<<<<
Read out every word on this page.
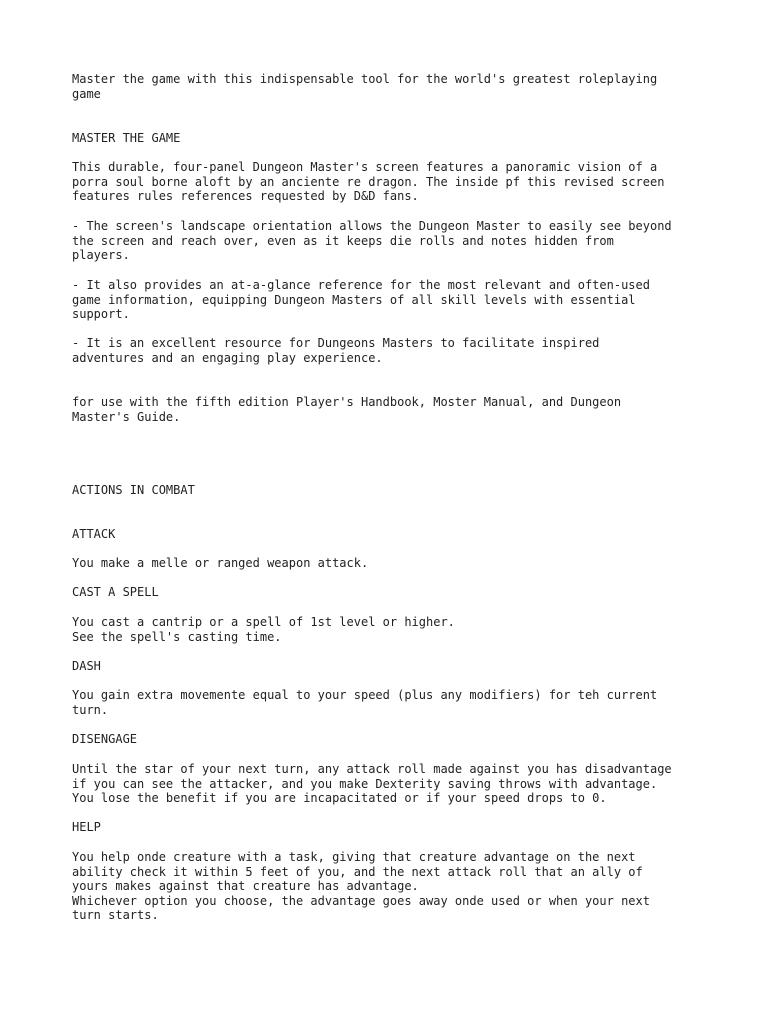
Master the game with this indispensable tool for the world's greatest roleplaying
game

MASTER THE GAME

This durable, four-panel Dungeon Master's screen features a panoramic vision of a
porra soul borne aloft by an anciente re dragon. The inside pf this revised screen
features rules references requested by D&D fans.

- The screen's landscape orientation allows the Dungeon Master to easily see beyond
the screen and reach over, even as it keeps die rolls and notes hidden from
players.

- It also provides an at-a-glance reference for the most relevant and often-used
game information, equipping Dungeon Masters of all skill levels with essential
support.

- It is an excellent resource for Dungeons Masters to facilitate inspired
adventures and an engaging play experience.

for use with the fifth edition Player's Handbook, Moster Manual, and Dungeon
Master's Guide.

ACTIONS IN COMBAT

ATTACK

You make a melle or ranged weapon attack.

CAST A SPELL

You cast a cantrip or a spell of 1st level or higher.
See the spell's casting time.

DASH

You gain extra movemente equal to your speed (plus any modifiers) for teh current
turn.

DISENGAGE

Until the star of your next turn, any attack roll made against you has disadvantage
if you can see the attacker, and you make Dexterity saving throws with advantage.
You lose the benefit if you are incapacitated or if your speed drops to 0.

HELP

You help onde creature with a task, giving that creature advantage on the next
ability check it within 5 feet of you, and the next attack roll that an ally of
yours makes against that creature has advantage.
Whichever option you choose, the advantage goes away onde used or when your next
turn starts.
>>>>
Short exercise: Each line of the data should be quoted exactly, with pictures left out.

Solution to this task:
Read out every word on this page.
Master the game with this indispensable tool for the world's greatest roleplaying
game

MASTER THE GAME

This durable, four-panel Dungeon Master's screen features a panoramic vision of a
porra soul borne aloft by an anciente re dragon. The inside pf this revised screen
features rules references requested by D&D fans.

- The screen's landscape orientation allows the Dungeon Master to easily see beyond
the screen and reach over, even as it keeps die rolls and notes hidden from
players.

- It also provides an at-a-glance reference for the most relevant and often-used
game information, equipping Dungeon Masters of all skill levels with essential
support.

- It is an excellent resource for Dungeons Masters to facilitate inspired
adventures and an engaging play experience.

for use with the fifth edition Player's Handbook, Moster Manual, and Dungeon
Master's Guide.

ACTIONS IN COMBAT

ATTACK

You make a melle or ranged weapon attack.

CAST A SPELL

You cast a cantrip or a spell of 1st level or higher.
See the spell's casting time.

DASH

You gain extra movemente equal to your speed (plus any modifiers) for teh current
turn.

DISENGAGE

Until the star of your next turn, any attack roll made against you has disadvantage
if you can see the attacker, and you make Dexterity saving throws with advantage.
You lose the benefit if you are incapacitated or if your speed drops to 0.

HELP

You help onde creature with a task, giving that creature advantage on the next
ability check it within 5 feet of you, and the next attack roll that an ally of
yours makes against that creature has advantage.
Whichever option you choose, the advantage goes away onde used or when your next
turn starts.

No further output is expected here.